Exercise aim: Please reproduce every record, keeping each one exactly as written.

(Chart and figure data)
------------------------------------------------------------------------

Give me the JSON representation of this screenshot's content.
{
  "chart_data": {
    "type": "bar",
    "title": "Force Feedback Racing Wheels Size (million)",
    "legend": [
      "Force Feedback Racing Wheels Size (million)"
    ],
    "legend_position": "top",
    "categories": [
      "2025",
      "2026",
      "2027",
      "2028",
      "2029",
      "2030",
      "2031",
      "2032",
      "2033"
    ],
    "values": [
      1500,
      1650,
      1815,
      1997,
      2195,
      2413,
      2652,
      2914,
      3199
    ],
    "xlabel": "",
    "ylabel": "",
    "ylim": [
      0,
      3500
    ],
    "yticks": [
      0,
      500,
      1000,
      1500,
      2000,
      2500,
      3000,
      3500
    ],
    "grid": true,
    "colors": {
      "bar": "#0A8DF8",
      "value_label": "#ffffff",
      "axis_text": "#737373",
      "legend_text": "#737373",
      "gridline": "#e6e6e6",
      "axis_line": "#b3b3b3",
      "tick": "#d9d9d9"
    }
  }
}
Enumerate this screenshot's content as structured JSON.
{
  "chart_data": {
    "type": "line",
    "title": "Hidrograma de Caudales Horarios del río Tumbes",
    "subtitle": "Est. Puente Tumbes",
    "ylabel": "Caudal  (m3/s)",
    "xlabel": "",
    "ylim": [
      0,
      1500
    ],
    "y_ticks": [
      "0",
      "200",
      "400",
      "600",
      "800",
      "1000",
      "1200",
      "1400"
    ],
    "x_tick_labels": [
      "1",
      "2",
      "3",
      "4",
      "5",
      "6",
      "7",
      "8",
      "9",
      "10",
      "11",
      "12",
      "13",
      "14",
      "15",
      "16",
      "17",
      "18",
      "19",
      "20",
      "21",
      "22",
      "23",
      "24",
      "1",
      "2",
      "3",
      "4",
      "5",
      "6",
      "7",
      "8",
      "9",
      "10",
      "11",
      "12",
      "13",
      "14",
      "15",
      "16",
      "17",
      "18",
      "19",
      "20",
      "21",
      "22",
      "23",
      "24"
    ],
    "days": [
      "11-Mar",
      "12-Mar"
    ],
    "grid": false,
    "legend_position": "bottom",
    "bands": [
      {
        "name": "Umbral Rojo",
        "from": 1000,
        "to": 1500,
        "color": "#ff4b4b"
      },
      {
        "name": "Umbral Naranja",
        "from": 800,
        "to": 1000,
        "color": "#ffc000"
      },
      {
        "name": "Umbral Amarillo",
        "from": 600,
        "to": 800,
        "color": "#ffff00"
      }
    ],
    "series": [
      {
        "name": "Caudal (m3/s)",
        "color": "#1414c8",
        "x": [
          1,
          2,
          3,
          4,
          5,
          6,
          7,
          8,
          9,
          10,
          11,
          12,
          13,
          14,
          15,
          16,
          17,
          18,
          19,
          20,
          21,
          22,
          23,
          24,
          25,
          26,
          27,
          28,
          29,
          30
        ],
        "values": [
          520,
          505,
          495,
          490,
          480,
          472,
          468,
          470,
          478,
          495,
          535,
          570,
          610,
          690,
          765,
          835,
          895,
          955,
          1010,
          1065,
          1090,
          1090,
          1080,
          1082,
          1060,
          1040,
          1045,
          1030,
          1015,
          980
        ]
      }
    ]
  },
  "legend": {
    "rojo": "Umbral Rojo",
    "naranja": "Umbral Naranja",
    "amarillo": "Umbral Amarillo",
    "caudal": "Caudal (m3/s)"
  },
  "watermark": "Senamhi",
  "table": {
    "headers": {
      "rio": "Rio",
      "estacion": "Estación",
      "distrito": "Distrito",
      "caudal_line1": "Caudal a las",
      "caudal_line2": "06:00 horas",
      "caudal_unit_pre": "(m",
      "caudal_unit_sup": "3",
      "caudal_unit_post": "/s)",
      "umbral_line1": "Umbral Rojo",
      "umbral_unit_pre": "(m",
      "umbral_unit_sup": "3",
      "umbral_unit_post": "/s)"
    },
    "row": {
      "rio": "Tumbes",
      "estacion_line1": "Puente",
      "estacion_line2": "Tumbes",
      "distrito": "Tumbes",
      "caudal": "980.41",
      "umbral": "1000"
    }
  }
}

------------------------------------------------------------------------

Full answer:
Give me the JSON representation of this screenshot's content.
{
  "chart_data": {
    "type": "bar",
    "title": "Force Feedback Racing Wheels Size (million)",
    "legend": [
      "Force Feedback Racing Wheels Size (million)"
    ],
    "legend_position": "top",
    "categories": [
      "2025",
      "2026",
      "2027",
      "2028",
      "2029",
      "2030",
      "2031",
      "2032",
      "2033"
    ],
    "values": [
      1500,
      1650,
      1815,
      1997,
      2195,
      2413,
      2652,
      2914,
      3199
    ],
    "xlabel": "",
    "ylabel": "",
    "ylim": [
      0,
      3500
    ],
    "yticks": [
      0,
      500,
      1000,
      1500,
      2000,
      2500,
      3000,
      3500
    ],
    "grid": true,
    "colors": {
      "bar": "#0A8DF8",
      "value_label": "#ffffff",
      "axis_text": "#737373",
      "legend_text": "#737373",
      "gridline": "#e6e6e6",
      "axis_line": "#b3b3b3",
      "tick": "#d9d9d9"
    }
  }
}
Enumerate this screenshot's content as structured JSON.
{
  "chart_data": {
    "type": "line",
    "title": "Hidrograma de Caudales Horarios del río Tumbes",
    "subtitle": "Est. Puente Tumbes",
    "ylabel": "Caudal  (m3/s)",
    "xlabel": "",
    "ylim": [
      0,
      1500
    ],
    "y_ticks": [
      "0",
      "200",
      "400",
      "600",
      "800",
      "1000",
      "1200",
      "1400"
    ],
    "x_tick_labels": [
      "1",
      "2",
      "3",
      "4",
      "5",
      "6",
      "7",
      "8",
      "9",
      "10",
      "11",
      "12",
      "13",
      "14",
      "15",
      "16",
      "17",
      "18",
      "19",
      "20",
      "21",
      "22",
      "23",
      "24",
      "1",
      "2",
      "3",
      "4",
      "5",
      "6",
      "7",
      "8",
      "9",
      "10",
      "11",
      "12",
      "13",
      "14",
      "15",
      "16",
      "17",
      "18",
      "19",
      "20",
      "21",
      "22",
      "23",
      "24"
    ],
    "days": [
      "11-Mar",
      "12-Mar"
    ],
    "grid": false,
    "legend_position": "bottom",
    "bands": [
      {
        "name": "Umbral Rojo",
        "from": 1000,
        "to": 1500,
        "color": "#ff4b4b"
      },
      {
        "name": "Umbral Naranja",
        "from": 800,
        "to": 1000,
        "color": "#ffc000"
      },
      {
        "name": "Umbral Amarillo",
        "from": 600,
        "to": 800,
        "color": "#ffff00"
      }
    ],
    "series": [
      {
        "name": "Caudal (m3/s)",
        "color": "#1414c8",
        "x": [
          1,
          2,
          3,
          4,
          5,
          6,
          7,
          8,
          9,
          10,
          11,
          12,
          13,
          14,
          15,
          16,
          17,
          18,
          19,
          20,
          21,
          22,
          23,
          24,
          25,
          26,
          27,
          28,
          29,
          30
        ],
        "values": [
          520,
          505,
          495,
          490,
          480,
          472,
          468,
          470,
          478,
          495,
          535,
          570,
          610,
          690,
          765,
          835,
          895,
          955,
          1010,
          1065,
          1090,
          1090,
          1080,
          1082,
          1060,
          1040,
          1045,
          1030,
          1015,
          980
        ]
      }
    ]
  },
  "legend": {
    "rojo": "Umbral Rojo",
    "naranja": "Umbral Naranja",
    "amarillo": "Umbral Amarillo",
    "caudal": "Caudal (m3/s)"
  },
  "watermark": "Senamhi",
  "table": {
    "headers": {
      "rio": "Rio",
      "estacion": "Estación",
      "distrito": "Distrito",
      "caudal_line1": "Caudal a las",
      "caudal_line2": "06:00 horas",
      "caudal_unit_pre": "(m",
      "caudal_unit_sup": "3",
      "caudal_unit_post": "/s)",
      "umbral_line1": "Umbral Rojo",
      "umbral_unit_pre": "(m",
      "umbral_unit_sup": "3",
      "umbral_unit_post": "/s)"
    },
    "row": {
      "rio": "Tumbes",
      "estacion_line1": "Puente",
      "estacion_line2": "Tumbes",
      "distrito": "Tumbes",
      "caudal": "980.41",
      "umbral": "1000"
    }
  }
}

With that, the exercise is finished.